• What is being asked:
Every line of the listing must be reproduced as it stands. Leave the images behind.

• Input rows:
◇ ◇ ◇ ◇ ◇ ◇ ◇
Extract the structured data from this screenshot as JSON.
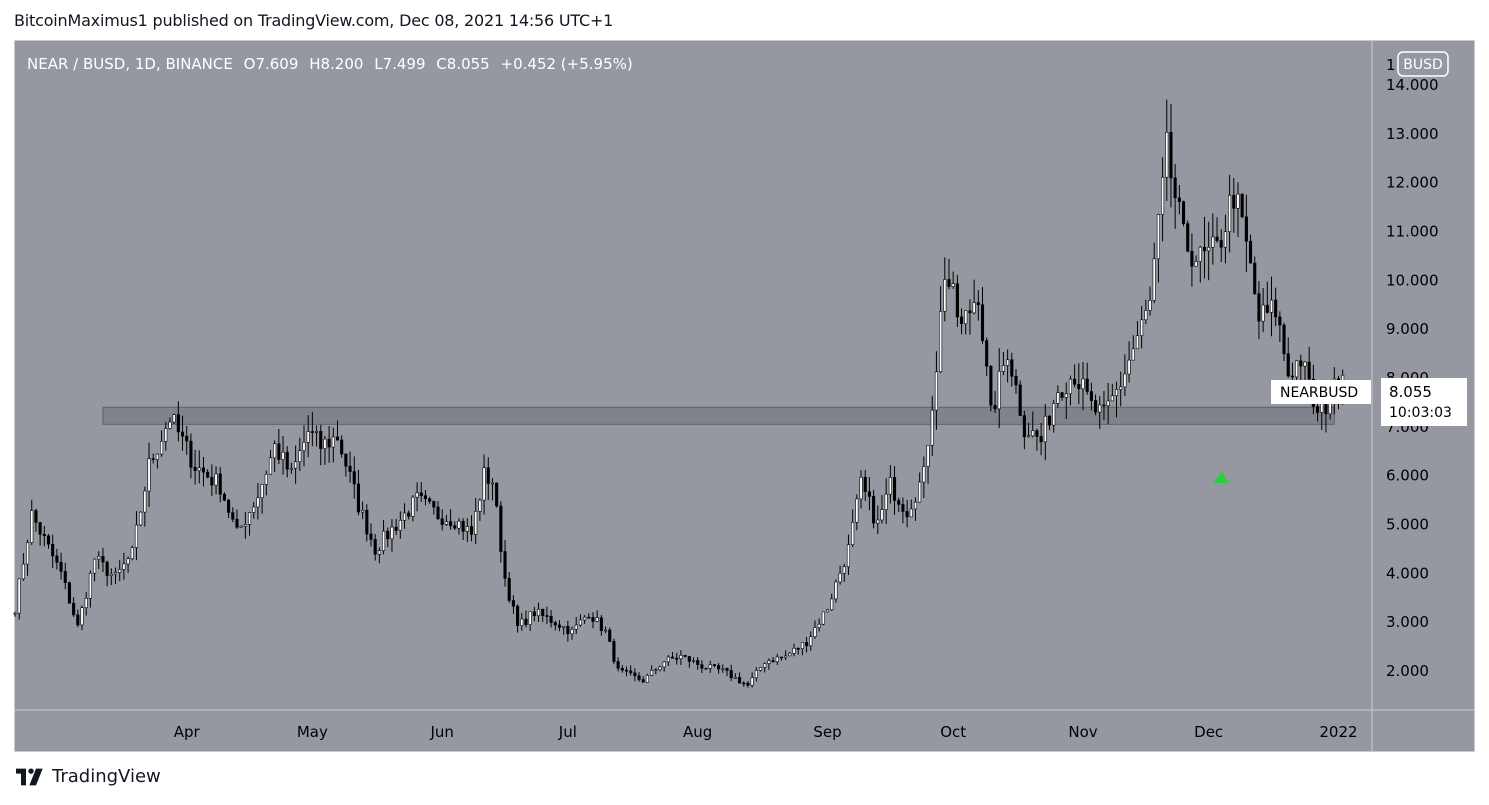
{
  "header": {
    "published_line": "BitcoinMaximus1 published on TradingView.com, Dec 08, 2021 14:56 UTC+1"
  },
  "footer": {
    "brand": "TradingView"
  },
  "colors": {
    "background": "#9598a1",
    "candle_body": "#000000",
    "candle_up_fill": "#ffffff",
    "wick": "#000000",
    "support_zone_fill": "#7a7c84",
    "axis_text": "#000000",
    "arrow": "#2ecc40",
    "label_bg": "#ffffff"
  },
  "chart_data": {
    "type": "candlestick",
    "symbol_line": {
      "pair": "NEAR / BUSD, 1D, BINANCE",
      "o_label": "O",
      "o_value": "7.609",
      "h_label": "H",
      "h_value": "8.200",
      "l_label": "L",
      "l_value": "7.499",
      "c_label": "C",
      "c_value": "8.055",
      "change": "+0.452 (+5.95%)"
    },
    "currency_badge": "BUSD",
    "axis_top_partial": "1",
    "y_ticks": [
      "14.000",
      "13.000",
      "12.000",
      "11.000",
      "10.000",
      "9.000",
      "8.000",
      "7.000",
      "6.000",
      "5.000",
      "4.000",
      "3.000",
      "2.000"
    ],
    "y_tick_values": [
      14,
      13,
      12,
      11,
      10,
      9,
      8,
      7,
      6,
      5,
      4,
      3,
      2
    ],
    "x_ticks": [
      "Apr",
      "May",
      "Jun",
      "Jul",
      "Aug",
      "Sep",
      "Oct",
      "Nov",
      "Dec",
      "2022"
    ],
    "x_tick_dates": [
      "2021-04-01",
      "2021-05-01",
      "2021-06-01",
      "2021-07-01",
      "2021-08-01",
      "2021-09-01",
      "2021-10-01",
      "2021-11-01",
      "2021-12-01",
      "2022-01-01"
    ],
    "ylim": [
      1.2,
      14.9
    ],
    "xlim": [
      "2021-02-19",
      "2022-01-09"
    ],
    "support_zone": {
      "low": 7.05,
      "high": 7.4,
      "from": "2021-03-12",
      "to": "2021-12-31"
    },
    "price_label": {
      "name": "NEARBUSD",
      "price": "8.055",
      "countdown": "10:03:03",
      "value": 8.055
    },
    "marker": {
      "type": "up-arrow",
      "date": "2021-12-04",
      "value": 5.95
    },
    "waypoints": [
      [
        "2021-02-19",
        3.3
      ],
      [
        "2021-02-23",
        5.2
      ],
      [
        "2021-03-02",
        4.0
      ],
      [
        "2021-03-06",
        2.9
      ],
      [
        "2021-03-10",
        4.3
      ],
      [
        "2021-03-15",
        3.9
      ],
      [
        "2021-03-19",
        4.4
      ],
      [
        "2021-03-23",
        6.2
      ],
      [
        "2021-03-28",
        7.2
      ],
      [
        "2021-04-03",
        6.2
      ],
      [
        "2021-04-09",
        5.8
      ],
      [
        "2021-04-13",
        4.8
      ],
      [
        "2021-04-18",
        5.6
      ],
      [
        "2021-04-22",
        6.6
      ],
      [
        "2021-04-26",
        6.0
      ],
      [
        "2021-04-30",
        6.9
      ],
      [
        "2021-05-03",
        6.6
      ],
      [
        "2021-05-07",
        6.8
      ],
      [
        "2021-05-12",
        5.4
      ],
      [
        "2021-05-16",
        4.5
      ],
      [
        "2021-05-21",
        5.0
      ],
      [
        "2021-05-26",
        5.5
      ],
      [
        "2021-05-31",
        5.2
      ],
      [
        "2021-06-04",
        5.1
      ],
      [
        "2021-06-08",
        4.8
      ],
      [
        "2021-06-11",
        6.0
      ],
      [
        "2021-06-13",
        5.9
      ],
      [
        "2021-06-16",
        3.9
      ],
      [
        "2021-06-19",
        2.9
      ],
      [
        "2021-06-23",
        3.2
      ],
      [
        "2021-06-28",
        3.0
      ],
      [
        "2021-07-02",
        2.8
      ],
      [
        "2021-07-06",
        3.2
      ],
      [
        "2021-07-10",
        2.8
      ],
      [
        "2021-07-13",
        2.0
      ],
      [
        "2021-07-19",
        1.8
      ],
      [
        "2021-07-24",
        2.2
      ],
      [
        "2021-07-28",
        2.3
      ],
      [
        "2021-08-02",
        2.1
      ],
      [
        "2021-08-07",
        2.0
      ],
      [
        "2021-08-13",
        1.7
      ],
      [
        "2021-08-17",
        2.2
      ],
      [
        "2021-08-22",
        2.3
      ],
      [
        "2021-08-27",
        2.6
      ],
      [
        "2021-09-01",
        3.3
      ],
      [
        "2021-09-06",
        4.5
      ],
      [
        "2021-09-09",
        5.8
      ],
      [
        "2021-09-13",
        5.0
      ],
      [
        "2021-09-16",
        5.8
      ],
      [
        "2021-09-20",
        5.3
      ],
      [
        "2021-09-24",
        6.0
      ],
      [
        "2021-09-27",
        8.3
      ],
      [
        "2021-09-29",
        10.2
      ],
      [
        "2021-10-03",
        9.0
      ],
      [
        "2021-10-07",
        9.8
      ],
      [
        "2021-10-10",
        7.2
      ],
      [
        "2021-10-14",
        8.6
      ],
      [
        "2021-10-18",
        7.0
      ],
      [
        "2021-10-22",
        6.7
      ],
      [
        "2021-10-26",
        7.8
      ],
      [
        "2021-10-30",
        8.1
      ],
      [
        "2021-11-03",
        7.4
      ],
      [
        "2021-11-06",
        7.2
      ],
      [
        "2021-11-10",
        7.9
      ],
      [
        "2021-11-13",
        8.6
      ],
      [
        "2021-11-17",
        9.5
      ],
      [
        "2021-11-21",
        12.6
      ],
      [
        "2021-11-25",
        10.8
      ],
      [
        "2021-11-29",
        10.4
      ],
      [
        "2021-12-03",
        10.6
      ],
      [
        "2021-12-07",
        11.8
      ],
      [
        "2021-12-10",
        10.7
      ],
      [
        "2021-12-13",
        9.2
      ],
      [
        "2021-12-17",
        9.4
      ],
      [
        "2021-12-20",
        8.1
      ],
      [
        "2021-12-23",
        8.4
      ],
      [
        "2021-12-27",
        7.2
      ],
      [
        "2021-12-30",
        7.6
      ],
      [
        "2022-01-02",
        8.055
      ]
    ]
  }
}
◇ ◇ ◇ ◇ ◇ ◇ ◇
• Response to the exercise:
Extract the structured data from this screenshot as JSON.
{
  "header": {
    "published_line": "BitcoinMaximus1 published on TradingView.com, Dec 08, 2021 14:56 UTC+1"
  },
  "footer": {
    "brand": "TradingView"
  },
  "colors": {
    "background": "#9598a1",
    "candle_body": "#000000",
    "candle_up_fill": "#ffffff",
    "wick": "#000000",
    "support_zone_fill": "#7a7c84",
    "axis_text": "#000000",
    "arrow": "#2ecc40",
    "label_bg": "#ffffff"
  },
  "chart_data": {
    "type": "candlestick",
    "symbol_line": {
      "pair": "NEAR / BUSD, 1D, BINANCE",
      "o_label": "O",
      "o_value": "7.609",
      "h_label": "H",
      "h_value": "8.200",
      "l_label": "L",
      "l_value": "7.499",
      "c_label": "C",
      "c_value": "8.055",
      "change": "+0.452 (+5.95%)"
    },
    "currency_badge": "BUSD",
    "axis_top_partial": "1",
    "y_ticks": [
      "14.000",
      "13.000",
      "12.000",
      "11.000",
      "10.000",
      "9.000",
      "8.000",
      "7.000",
      "6.000",
      "5.000",
      "4.000",
      "3.000",
      "2.000"
    ],
    "y_tick_values": [
      14,
      13,
      12,
      11,
      10,
      9,
      8,
      7,
      6,
      5,
      4,
      3,
      2
    ],
    "x_ticks": [
      "Apr",
      "May",
      "Jun",
      "Jul",
      "Aug",
      "Sep",
      "Oct",
      "Nov",
      "Dec",
      "2022"
    ],
    "x_tick_dates": [
      "2021-04-01",
      "2021-05-01",
      "2021-06-01",
      "2021-07-01",
      "2021-08-01",
      "2021-09-01",
      "2021-10-01",
      "2021-11-01",
      "2021-12-01",
      "2022-01-01"
    ],
    "ylim": [
      1.2,
      14.9
    ],
    "xlim": [
      "2021-02-19",
      "2022-01-09"
    ],
    "support_zone": {
      "low": 7.05,
      "high": 7.4,
      "from": "2021-03-12",
      "to": "2021-12-31"
    },
    "price_label": {
      "name": "NEARBUSD",
      "price": "8.055",
      "countdown": "10:03:03",
      "value": 8.055
    },
    "marker": {
      "type": "up-arrow",
      "date": "2021-12-04",
      "value": 5.95
    },
    "waypoints": [
      [
        "2021-02-19",
        3.3
      ],
      [
        "2021-02-23",
        5.2
      ],
      [
        "2021-03-02",
        4.0
      ],
      [
        "2021-03-06",
        2.9
      ],
      [
        "2021-03-10",
        4.3
      ],
      [
        "2021-03-15",
        3.9
      ],
      [
        "2021-03-19",
        4.4
      ],
      [
        "2021-03-23",
        6.2
      ],
      [
        "2021-03-28",
        7.2
      ],
      [
        "2021-04-03",
        6.2
      ],
      [
        "2021-04-09",
        5.8
      ],
      [
        "2021-04-13",
        4.8
      ],
      [
        "2021-04-18",
        5.6
      ],
      [
        "2021-04-22",
        6.6
      ],
      [
        "2021-04-26",
        6.0
      ],
      [
        "2021-04-30",
        6.9
      ],
      [
        "2021-05-03",
        6.6
      ],
      [
        "2021-05-07",
        6.8
      ],
      [
        "2021-05-12",
        5.4
      ],
      [
        "2021-05-16",
        4.5
      ],
      [
        "2021-05-21",
        5.0
      ],
      [
        "2021-05-26",
        5.5
      ],
      [
        "2021-05-31",
        5.2
      ],
      [
        "2021-06-04",
        5.1
      ],
      [
        "2021-06-08",
        4.8
      ],
      [
        "2021-06-11",
        6.0
      ],
      [
        "2021-06-13",
        5.9
      ],
      [
        "2021-06-16",
        3.9
      ],
      [
        "2021-06-19",
        2.9
      ],
      [
        "2021-06-23",
        3.2
      ],
      [
        "2021-06-28",
        3.0
      ],
      [
        "2021-07-02",
        2.8
      ],
      [
        "2021-07-06",
        3.2
      ],
      [
        "2021-07-10",
        2.8
      ],
      [
        "2021-07-13",
        2.0
      ],
      [
        "2021-07-19",
        1.8
      ],
      [
        "2021-07-24",
        2.2
      ],
      [
        "2021-07-28",
        2.3
      ],
      [
        "2021-08-02",
        2.1
      ],
      [
        "2021-08-07",
        2.0
      ],
      [
        "2021-08-13",
        1.7
      ],
      [
        "2021-08-17",
        2.2
      ],
      [
        "2021-08-22",
        2.3
      ],
      [
        "2021-08-27",
        2.6
      ],
      [
        "2021-09-01",
        3.3
      ],
      [
        "2021-09-06",
        4.5
      ],
      [
        "2021-09-09",
        5.8
      ],
      [
        "2021-09-13",
        5.0
      ],
      [
        "2021-09-16",
        5.8
      ],
      [
        "2021-09-20",
        5.3
      ],
      [
        "2021-09-24",
        6.0
      ],
      [
        "2021-09-27",
        8.3
      ],
      [
        "2021-09-29",
        10.2
      ],
      [
        "2021-10-03",
        9.0
      ],
      [
        "2021-10-07",
        9.8
      ],
      [
        "2021-10-10",
        7.2
      ],
      [
        "2021-10-14",
        8.6
      ],
      [
        "2021-10-18",
        7.0
      ],
      [
        "2021-10-22",
        6.7
      ],
      [
        "2021-10-26",
        7.8
      ],
      [
        "2021-10-30",
        8.1
      ],
      [
        "2021-11-03",
        7.4
      ],
      [
        "2021-11-06",
        7.2
      ],
      [
        "2021-11-10",
        7.9
      ],
      [
        "2021-11-13",
        8.6
      ],
      [
        "2021-11-17",
        9.5
      ],
      [
        "2021-11-21",
        12.6
      ],
      [
        "2021-11-25",
        10.8
      ],
      [
        "2021-11-29",
        10.4
      ],
      [
        "2021-12-03",
        10.6
      ],
      [
        "2021-12-07",
        11.8
      ],
      [
        "2021-12-10",
        10.7
      ],
      [
        "2021-12-13",
        9.2
      ],
      [
        "2021-12-17",
        9.4
      ],
      [
        "2021-12-20",
        8.1
      ],
      [
        "2021-12-23",
        8.4
      ],
      [
        "2021-12-27",
        7.2
      ],
      [
        "2021-12-30",
        7.6
      ],
      [
        "2022-01-02",
        8.055
      ]
    ]
  }
}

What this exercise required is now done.